*Text to read*:

Validation Orientation

RDF Data Shapes WG F2F
30 October, 2014

Eric Prud'hommeaux, <eric@w3.org>
- Sanitation Engineer, W3C

Problem Statement

Useful data needs consistent structure:

Advertise value
- What's there?
- How's it spelled?
- How's it linked?
Generate interfaces
Direct query generation
Direct query optimization

Detect and correct errors:

missing properties,
missing/bad type arcs,
missing referents,
inconsistent state (e.g. dates),
value set violations.

@prefix : <http://www.w3.org/2012/12/rdf-val/SOTA-ex#> .
@prefix foaf: <http://xmlns.com/foaf/0.1/'> .
@prefix xsd: <http://www.w3.org/2001/XMLSchema#> .

<issue7> a :Issue , :SecurityIssue ;
    :state :unassigned ;
    :reportedBy <user6> , <user2> ; # cardinality 1
    :reportedOn "2012-12-31T23:57:00"^^xsd:dateTime ;
    :reproducedBy <user2>, <user1> ;
    :reproducedOn "2012-11-31T23:57:00"^^xsd:dateTime ;
                       # reproduced before being reported
    :related <issue4>, <issue3>, <issue2> .
                       # referenced issues not included

<issue4> # a ???         missing type arc
    :state :unsinged ; # misspelled
    # :reportedBy ??? -  missing
    :reportedOn "2012-12-31T23:57:00"^^xsd:dateTime .

*Data block*:
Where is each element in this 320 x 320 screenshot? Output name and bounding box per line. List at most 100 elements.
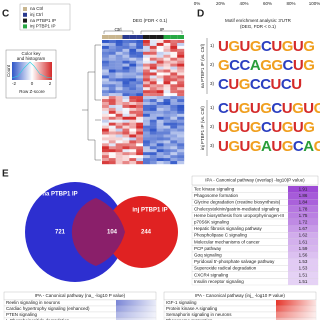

*Exercise task*:
Update the problem statement, beginning at the words "Generate interfaces" and ending after "foaf: <http://xmlns.com/foaf/0.1/'> .", so that "interfaces" becomes "forms".

*Solution for this problem*:
Generate forms
Direct query generation
Direct query optimization

Detect and correct errors:

missing properties,
missing/bad type arcs,
missing referents,
inconsistent state (e.g. dates),
value set violations.

@prefix : <http://www.w3.org/2012/12/rdf-val/SOTA-ex#> .
@prefix foaf: <http://xmlns.com/foaf/0.1/'> .